#### Bounding box annotation listing:
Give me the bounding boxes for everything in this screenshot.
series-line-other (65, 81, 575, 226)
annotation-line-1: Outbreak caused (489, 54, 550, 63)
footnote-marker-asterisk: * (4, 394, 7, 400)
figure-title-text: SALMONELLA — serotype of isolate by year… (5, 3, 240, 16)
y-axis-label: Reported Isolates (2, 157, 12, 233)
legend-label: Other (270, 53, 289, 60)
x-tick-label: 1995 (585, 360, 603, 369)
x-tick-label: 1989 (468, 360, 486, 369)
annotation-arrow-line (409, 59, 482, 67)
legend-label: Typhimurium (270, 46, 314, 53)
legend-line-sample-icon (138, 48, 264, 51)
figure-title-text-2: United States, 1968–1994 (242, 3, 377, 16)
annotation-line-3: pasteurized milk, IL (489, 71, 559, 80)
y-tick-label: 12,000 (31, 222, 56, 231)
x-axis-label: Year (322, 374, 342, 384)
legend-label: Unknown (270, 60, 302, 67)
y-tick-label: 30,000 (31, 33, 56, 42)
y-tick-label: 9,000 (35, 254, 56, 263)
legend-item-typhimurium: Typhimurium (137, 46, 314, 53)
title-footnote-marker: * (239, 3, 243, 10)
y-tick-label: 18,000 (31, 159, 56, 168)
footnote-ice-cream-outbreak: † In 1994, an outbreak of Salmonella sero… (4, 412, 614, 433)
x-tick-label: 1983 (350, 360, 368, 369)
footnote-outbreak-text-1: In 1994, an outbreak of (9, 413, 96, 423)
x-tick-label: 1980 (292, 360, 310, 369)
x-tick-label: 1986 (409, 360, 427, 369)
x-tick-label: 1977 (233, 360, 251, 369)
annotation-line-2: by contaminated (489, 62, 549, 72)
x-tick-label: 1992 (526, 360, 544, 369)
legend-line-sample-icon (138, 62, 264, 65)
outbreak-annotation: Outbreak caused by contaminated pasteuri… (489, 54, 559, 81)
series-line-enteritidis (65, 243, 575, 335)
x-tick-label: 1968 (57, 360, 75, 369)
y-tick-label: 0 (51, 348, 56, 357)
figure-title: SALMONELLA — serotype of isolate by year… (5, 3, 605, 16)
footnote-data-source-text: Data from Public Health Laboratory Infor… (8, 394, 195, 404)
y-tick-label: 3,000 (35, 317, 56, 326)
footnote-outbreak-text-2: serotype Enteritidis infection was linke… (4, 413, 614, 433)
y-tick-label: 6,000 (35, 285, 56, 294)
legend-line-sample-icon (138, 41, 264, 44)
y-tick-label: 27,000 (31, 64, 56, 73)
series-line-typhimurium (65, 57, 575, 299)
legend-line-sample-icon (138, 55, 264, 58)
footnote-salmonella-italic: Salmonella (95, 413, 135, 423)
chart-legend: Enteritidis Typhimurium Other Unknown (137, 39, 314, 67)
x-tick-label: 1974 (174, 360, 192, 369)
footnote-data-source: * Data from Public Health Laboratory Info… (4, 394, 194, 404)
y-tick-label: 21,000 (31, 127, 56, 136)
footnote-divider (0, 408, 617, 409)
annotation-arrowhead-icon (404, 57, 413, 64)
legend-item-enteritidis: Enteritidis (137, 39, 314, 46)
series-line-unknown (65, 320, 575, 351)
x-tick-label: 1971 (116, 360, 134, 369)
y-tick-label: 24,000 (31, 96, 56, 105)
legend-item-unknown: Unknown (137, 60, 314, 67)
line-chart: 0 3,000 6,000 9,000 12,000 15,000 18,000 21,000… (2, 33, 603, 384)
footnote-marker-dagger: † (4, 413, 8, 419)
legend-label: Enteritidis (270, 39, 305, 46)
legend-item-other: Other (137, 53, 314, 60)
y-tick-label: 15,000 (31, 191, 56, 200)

#### Exercise aim:
Quote the listing from its first line through the line that contains "x-axis-label: Year (322, 374, 342, 384)", including both.

#### Complete answer:
Give me the bounding boxes for everything in this screenshot.
series-line-other (65, 81, 575, 226)
annotation-line-1: Outbreak caused (489, 54, 550, 63)
footnote-marker-asterisk: * (4, 394, 7, 400)
figure-title-text: SALMONELLA — serotype of isolate by year… (5, 3, 240, 16)
y-axis-label: Reported Isolates (2, 157, 12, 233)
legend-label: Other (270, 53, 289, 60)
x-tick-label: 1995 (585, 360, 603, 369)
x-tick-label: 1989 (468, 360, 486, 369)
annotation-arrow-line (409, 59, 482, 67)
legend-label: Typhimurium (270, 46, 314, 53)
legend-line-sample-icon (138, 48, 264, 51)
figure-title-text-2: United States, 1968–1994 (242, 3, 377, 16)
annotation-line-3: pasteurized milk, IL (489, 71, 559, 80)
y-tick-label: 12,000 (31, 222, 56, 231)
x-axis-label: Year (322, 374, 342, 384)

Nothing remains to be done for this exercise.